__RECORD SET__.
************

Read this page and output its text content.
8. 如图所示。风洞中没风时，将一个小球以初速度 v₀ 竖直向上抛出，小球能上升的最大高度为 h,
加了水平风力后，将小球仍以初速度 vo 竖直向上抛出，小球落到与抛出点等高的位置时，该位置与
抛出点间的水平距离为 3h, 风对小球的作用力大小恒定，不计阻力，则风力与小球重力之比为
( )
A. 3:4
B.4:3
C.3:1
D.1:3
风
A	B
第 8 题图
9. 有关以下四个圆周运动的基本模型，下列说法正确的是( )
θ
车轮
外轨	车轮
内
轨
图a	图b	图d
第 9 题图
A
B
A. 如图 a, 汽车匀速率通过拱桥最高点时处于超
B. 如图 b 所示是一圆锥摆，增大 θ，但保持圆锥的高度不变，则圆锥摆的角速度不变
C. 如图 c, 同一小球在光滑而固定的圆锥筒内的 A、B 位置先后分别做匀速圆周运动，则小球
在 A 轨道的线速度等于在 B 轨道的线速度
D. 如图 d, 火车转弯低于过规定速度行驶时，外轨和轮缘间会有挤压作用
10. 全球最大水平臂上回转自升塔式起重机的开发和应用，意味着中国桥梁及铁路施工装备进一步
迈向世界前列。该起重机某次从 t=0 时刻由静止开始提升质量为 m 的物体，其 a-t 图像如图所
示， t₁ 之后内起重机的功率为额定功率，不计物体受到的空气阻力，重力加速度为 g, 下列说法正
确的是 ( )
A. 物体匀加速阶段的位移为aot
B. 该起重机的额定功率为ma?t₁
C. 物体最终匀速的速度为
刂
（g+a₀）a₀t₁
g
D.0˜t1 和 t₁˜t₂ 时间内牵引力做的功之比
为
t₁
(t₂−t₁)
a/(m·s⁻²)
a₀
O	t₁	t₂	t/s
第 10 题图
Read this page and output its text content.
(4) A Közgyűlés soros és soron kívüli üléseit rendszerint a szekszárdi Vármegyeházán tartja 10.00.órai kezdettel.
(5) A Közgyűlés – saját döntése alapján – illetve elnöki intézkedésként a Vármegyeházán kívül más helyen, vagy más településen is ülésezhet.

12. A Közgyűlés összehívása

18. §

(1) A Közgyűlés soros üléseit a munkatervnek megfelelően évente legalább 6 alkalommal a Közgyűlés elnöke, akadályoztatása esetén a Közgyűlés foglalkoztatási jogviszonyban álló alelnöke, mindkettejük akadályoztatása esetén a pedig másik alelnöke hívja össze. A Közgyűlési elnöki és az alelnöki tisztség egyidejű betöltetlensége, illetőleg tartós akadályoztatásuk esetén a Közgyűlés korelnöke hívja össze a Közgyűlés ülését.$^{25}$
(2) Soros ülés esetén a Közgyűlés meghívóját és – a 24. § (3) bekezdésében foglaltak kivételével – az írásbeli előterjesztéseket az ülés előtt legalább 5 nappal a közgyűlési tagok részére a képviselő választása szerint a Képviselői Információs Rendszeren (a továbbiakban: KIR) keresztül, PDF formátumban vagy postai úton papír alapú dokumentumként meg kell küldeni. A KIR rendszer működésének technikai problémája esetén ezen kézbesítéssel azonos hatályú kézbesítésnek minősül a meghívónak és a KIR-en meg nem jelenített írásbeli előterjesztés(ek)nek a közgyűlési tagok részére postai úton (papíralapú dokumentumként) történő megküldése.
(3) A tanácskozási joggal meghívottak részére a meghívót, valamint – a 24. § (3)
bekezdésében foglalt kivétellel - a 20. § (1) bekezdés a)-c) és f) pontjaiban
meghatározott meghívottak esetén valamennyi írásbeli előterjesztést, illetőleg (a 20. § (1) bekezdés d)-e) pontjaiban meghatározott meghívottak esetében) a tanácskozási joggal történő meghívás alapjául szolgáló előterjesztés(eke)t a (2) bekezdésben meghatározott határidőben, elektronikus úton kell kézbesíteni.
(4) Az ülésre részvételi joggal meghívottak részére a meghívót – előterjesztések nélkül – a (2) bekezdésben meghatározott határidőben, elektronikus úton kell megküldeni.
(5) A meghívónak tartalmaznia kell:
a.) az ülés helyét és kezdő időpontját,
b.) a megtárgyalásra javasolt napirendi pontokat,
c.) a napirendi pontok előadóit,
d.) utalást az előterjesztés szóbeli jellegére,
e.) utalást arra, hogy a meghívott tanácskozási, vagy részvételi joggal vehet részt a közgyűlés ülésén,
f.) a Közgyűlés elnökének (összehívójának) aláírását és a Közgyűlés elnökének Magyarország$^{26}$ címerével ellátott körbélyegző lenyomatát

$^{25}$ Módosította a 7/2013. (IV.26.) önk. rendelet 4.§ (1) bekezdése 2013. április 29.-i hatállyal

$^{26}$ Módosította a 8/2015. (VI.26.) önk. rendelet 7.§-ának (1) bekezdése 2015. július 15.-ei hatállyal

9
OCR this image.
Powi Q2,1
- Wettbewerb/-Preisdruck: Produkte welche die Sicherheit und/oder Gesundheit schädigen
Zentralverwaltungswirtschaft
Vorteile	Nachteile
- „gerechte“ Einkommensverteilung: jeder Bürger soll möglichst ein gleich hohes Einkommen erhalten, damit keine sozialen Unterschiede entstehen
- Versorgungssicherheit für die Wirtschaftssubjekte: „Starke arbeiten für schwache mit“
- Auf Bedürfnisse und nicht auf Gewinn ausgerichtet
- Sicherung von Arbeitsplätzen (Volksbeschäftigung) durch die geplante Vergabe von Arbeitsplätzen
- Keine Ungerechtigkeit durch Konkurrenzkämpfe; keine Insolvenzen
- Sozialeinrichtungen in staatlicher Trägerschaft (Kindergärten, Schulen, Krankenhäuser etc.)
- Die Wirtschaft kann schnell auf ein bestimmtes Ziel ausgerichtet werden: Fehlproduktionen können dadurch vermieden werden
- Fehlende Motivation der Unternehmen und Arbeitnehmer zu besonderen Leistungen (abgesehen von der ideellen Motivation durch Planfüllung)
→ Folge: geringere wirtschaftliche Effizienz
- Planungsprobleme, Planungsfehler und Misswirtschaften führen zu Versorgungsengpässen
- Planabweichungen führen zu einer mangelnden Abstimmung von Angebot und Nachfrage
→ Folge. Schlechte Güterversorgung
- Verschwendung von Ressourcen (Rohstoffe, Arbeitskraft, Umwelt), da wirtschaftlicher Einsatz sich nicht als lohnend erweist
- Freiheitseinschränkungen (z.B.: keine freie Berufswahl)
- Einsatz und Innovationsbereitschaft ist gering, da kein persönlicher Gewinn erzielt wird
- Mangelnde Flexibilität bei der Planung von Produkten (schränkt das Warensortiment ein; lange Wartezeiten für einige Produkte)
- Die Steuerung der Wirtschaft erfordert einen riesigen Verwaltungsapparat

************

__TO BE DONE__. Without omitting anything, output the entries exactly.

__TASK SOLUTION__.
Read this page and output its text content.
8. 如图所示。风洞中没风时，将一个小球以初速度 v₀ 竖直向上抛出，小球能上升的最大高度为 h,
加了水平风力后，将小球仍以初速度 vo 竖直向上抛出，小球落到与抛出点等高的位置时，该位置与
抛出点间的水平距离为 3h, 风对小球的作用力大小恒定，不计阻力，则风力与小球重力之比为
( )
A. 3:4
B.4:3
C.3:1
D.1:3
风
A	B
第 8 题图
9. 有关以下四个圆周运动的基本模型，下列说法正确的是( )
θ
车轮
外轨	车轮
内
轨
图a	图b	图d
第 9 题图
A
B
A. 如图 a, 汽车匀速率通过拱桥最高点时处于超
B. 如图 b 所示是一圆锥摆，增大 θ，但保持圆锥的高度不变，则圆锥摆的角速度不变
C. 如图 c, 同一小球在光滑而固定的圆锥筒内的 A、B 位置先后分别做匀速圆周运动，则小球
在 A 轨道的线速度等于在 B 轨道的线速度
D. 如图 d, 火车转弯低于过规定速度行驶时，外轨和轮缘间会有挤压作用
10. 全球最大水平臂上回转自升塔式起重机的开发和应用，意味着中国桥梁及铁路施工装备进一步
迈向世界前列。该起重机某次从 t=0 时刻由静止开始提升质量为 m 的物体，其 a-t 图像如图所
示， t₁ 之后内起重机的功率为额定功率，不计物体受到的空气阻力，重力加速度为 g, 下列说法正
确的是 ( )
A. 物体匀加速阶段的位移为aot
B. 该起重机的额定功率为ma?t₁
C. 物体最终匀速的速度为
刂
（g+a₀）a₀t₁
g
D.0˜t1 和 t₁˜t₂ 时间内牵引力做的功之比
为
t₁
(t₂−t₁)
a/(m·s⁻²)
a₀
O	t₁	t₂	t/s
第 10 题图
Read this page and output its text content.
(4) A Közgyűlés soros és soron kívüli üléseit rendszerint a szekszárdi Vármegyeházán tartja 10.00.órai kezdettel.
(5) A Közgyűlés – saját döntése alapján – illetve elnöki intézkedésként a Vármegyeházán kívül más helyen, vagy más településen is ülésezhet.

12. A Közgyűlés összehívása

18. §

(1) A Közgyűlés soros üléseit a munkatervnek megfelelően évente legalább 6 alkalommal a Közgyűlés elnöke, akadályoztatása esetén a Közgyűlés foglalkoztatási jogviszonyban álló alelnöke, mindkettejük akadályoztatása esetén a pedig másik alelnöke hívja össze. A Közgyűlési elnöki és az alelnöki tisztség egyidejű betöltetlensége, illetőleg tartós akadályoztatásuk esetén a Közgyűlés korelnöke hívja össze a Közgyűlés ülését.$^{25}$
(2) Soros ülés esetén a Közgyűlés meghívóját és – a 24. § (3) bekezdésében foglaltak kivételével – az írásbeli előterjesztéseket az ülés előtt legalább 5 nappal a közgyűlési tagok részére a képviselő választása szerint a Képviselői Információs Rendszeren (a továbbiakban: KIR) keresztül, PDF formátumban vagy postai úton papír alapú dokumentumként meg kell küldeni. A KIR rendszer működésének technikai problémája esetén ezen kézbesítéssel azonos hatályú kézbesítésnek minősül a meghívónak és a KIR-en meg nem jelenített írásbeli előterjesztés(ek)nek a közgyűlési tagok részére postai úton (papíralapú dokumentumként) történő megküldése.
(3) A tanácskozási joggal meghívottak részére a meghívót, valamint – a 24. § (3)
bekezdésében foglalt kivétellel - a 20. § (1) bekezdés a)-c) és f) pontjaiban
meghatározott meghívottak esetén valamennyi írásbeli előterjesztést, illetőleg (a 20. § (1) bekezdés d)-e) pontjaiban meghatározott meghívottak esetében) a tanácskozási joggal történő meghívás alapjául szolgáló előterjesztés(eke)t a (2) bekezdésben meghatározott határidőben, elektronikus úton kell kézbesíteni.
(4) Az ülésre részvételi joggal meghívottak részére a meghívót – előterjesztések nélkül – a (2) bekezdésben meghatározott határidőben, elektronikus úton kell megküldeni.
(5) A meghívónak tartalmaznia kell:
a.) az ülés helyét és kezdő időpontját,
b.) a megtárgyalásra javasolt napirendi pontokat,
c.) a napirendi pontok előadóit,
d.) utalást az előterjesztés szóbeli jellegére,
e.) utalást arra, hogy a meghívott tanácskozási, vagy részvételi joggal vehet részt a közgyűlés ülésén,
f.) a Közgyűlés elnökének (összehívójának) aláírását és a Közgyűlés elnökének Magyarország$^{26}$ címerével ellátott körbélyegző lenyomatát

$^{25}$ Módosította a 7/2013. (IV.26.) önk. rendelet 4.§ (1) bekezdése 2013. április 29.-i hatállyal

$^{26}$ Módosította a 8/2015. (VI.26.) önk. rendelet 7.§-ának (1) bekezdése 2015. július 15.-ei hatállyal

9
OCR this image.
Powi Q2,1
- Wettbewerb/-Preisdruck: Produkte welche die Sicherheit und/oder Gesundheit schädigen
Zentralverwaltungswirtschaft
Vorteile	Nachteile
- „gerechte“ Einkommensverteilung: jeder Bürger soll möglichst ein gleich hohes Einkommen erhalten, damit keine sozialen Unterschiede entstehen
- Versorgungssicherheit für die Wirtschaftssubjekte: „Starke arbeiten für schwache mit“
- Auf Bedürfnisse und nicht auf Gewinn ausgerichtet
- Sicherung von Arbeitsplätzen (Volksbeschäftigung) durch die geplante Vergabe von Arbeitsplätzen
- Keine Ungerechtigkeit durch Konkurrenzkämpfe; keine Insolvenzen
- Sozialeinrichtungen in staatlicher Trägerschaft (Kindergärten, Schulen, Krankenhäuser etc.)
- Die Wirtschaft kann schnell auf ein bestimmtes Ziel ausgerichtet werden: Fehlproduktionen können dadurch vermieden werden
- Fehlende Motivation der Unternehmen und Arbeitnehmer zu besonderen Leistungen (abgesehen von der ideellen Motivation durch Planfüllung)
→ Folge: geringere wirtschaftliche Effizienz
- Planungsprobleme, Planungsfehler und Misswirtschaften führen zu Versorgungsengpässen
- Planabweichungen führen zu einer mangelnden Abstimmung von Angebot und Nachfrage
→ Folge. Schlechte Güterversorgung
- Verschwendung von Ressourcen (Rohstoffe, Arbeitskraft, Umwelt), da wirtschaftlicher Einsatz sich nicht als lohnend erweist
- Freiheitseinschränkungen (z.B.: keine freie Berufswahl)
- Einsatz und Innovationsbereitschaft ist gering, da kein persönlicher Gewinn erzielt wird
- Mangelnde Flexibilität bei der Planung von Produkten (schränkt das Warensortiment ein; lange Wartezeiten für einige Produkte)
- Die Steuerung der Wirtschaft erfordert einen riesigen Verwaltungsapparat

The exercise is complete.